Monsieur le Premier Ministre,
L’année 1635, qui vit, en son jour de Noël, la mort de Champlain, avait vu, en son premier mois, la naissance de l’Académie française.
Tournons-nous vers l’image du Cardinal de Richelieu qui veille sur nos séances. Grâce à lui et presque simultanément, en cette année-là, le Canada cessait, de l’autre côté de l’Océan, d’être une simple garnison et un comptoir pour devenir « la Nouvelle France », cependant qu’ici, sur les rives de la Seine, la langue française cessait d’errer et de se chercher pour devenir le langage structuré, clair, précis, qui est aujourd’hui partagé par quarante pays, dont le vôtre au premier rang, sur la planète.
Nous avons, d’une certaine manière, un fondateur commun.
Nous n’oublions pas - comment le pourrions-nous ? - que jusqu’en 1763 les Canadiens avaient la qualité de Français. L’Europe alors s’affaiblissait de se combattre elle-même, et Paris, voltairien, n’avait pas su imaginer l’avenir de vos « arpents de neige ».

- **Consigne**:
Répondez à ces questions d'après l'extrait choisi.
1. En quelle année Champlain est-il mort et l'Académie française est-elle née ?
2. Jusqu'en quelle année les Canadiens avaient-ils la qualité de Français ?
3. Combien de pays partagent aujourd'hui la langue française ?

- **Données**:
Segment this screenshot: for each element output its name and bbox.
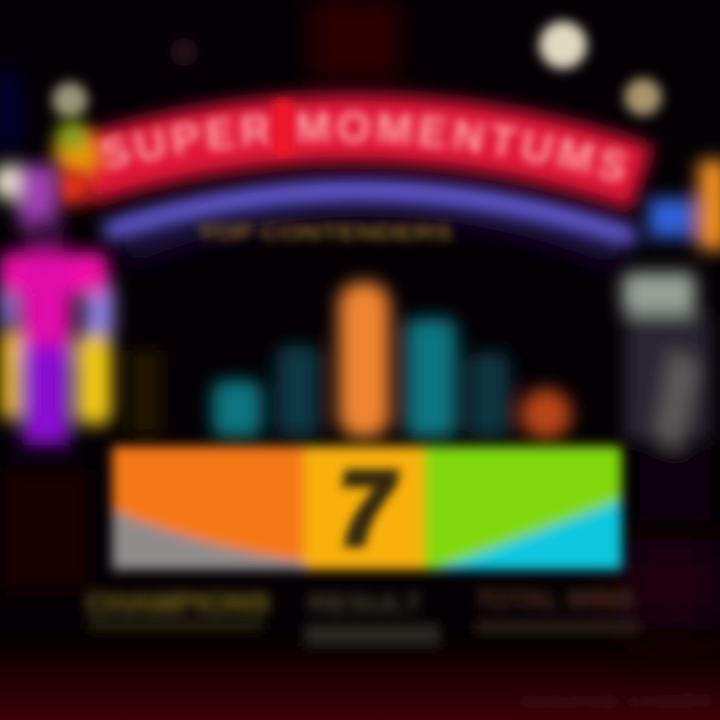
column: center	[305, 588, 440, 646]
footer columns	[86, 584, 640, 646]
left figure	[0, 164, 114, 590]
column: left: CHAMPIONS	[86, 587, 270, 618]
center number: 7	[329, 450, 404, 567]
footer credit: source credit	[520, 693, 711, 710]
column: center: RESULT	[308, 588, 423, 618]
title arch	[40, 80, 664, 274]
subtitle: TOP CONTENDERS	[198, 220, 452, 245]
column: right	[475, 584, 640, 634]
title text: SUPER MOMENTUMS	[95, 104, 632, 188]
column: right: TOTAL WINS	[475, 584, 635, 614]
column: left	[86, 587, 270, 630]
decorative lights	[52, 21, 662, 118]
score panel	[112, 446, 622, 570]
arch band	[54, 121, 642, 250]
right figure	[622, 160, 720, 520]
bar chart	[128, 282, 572, 440]
title divider	[274, 100, 292, 155]
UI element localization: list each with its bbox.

- **Corrigé**:
1. En 1635.
2. Jusqu'en 1763.
3. Quarante pays.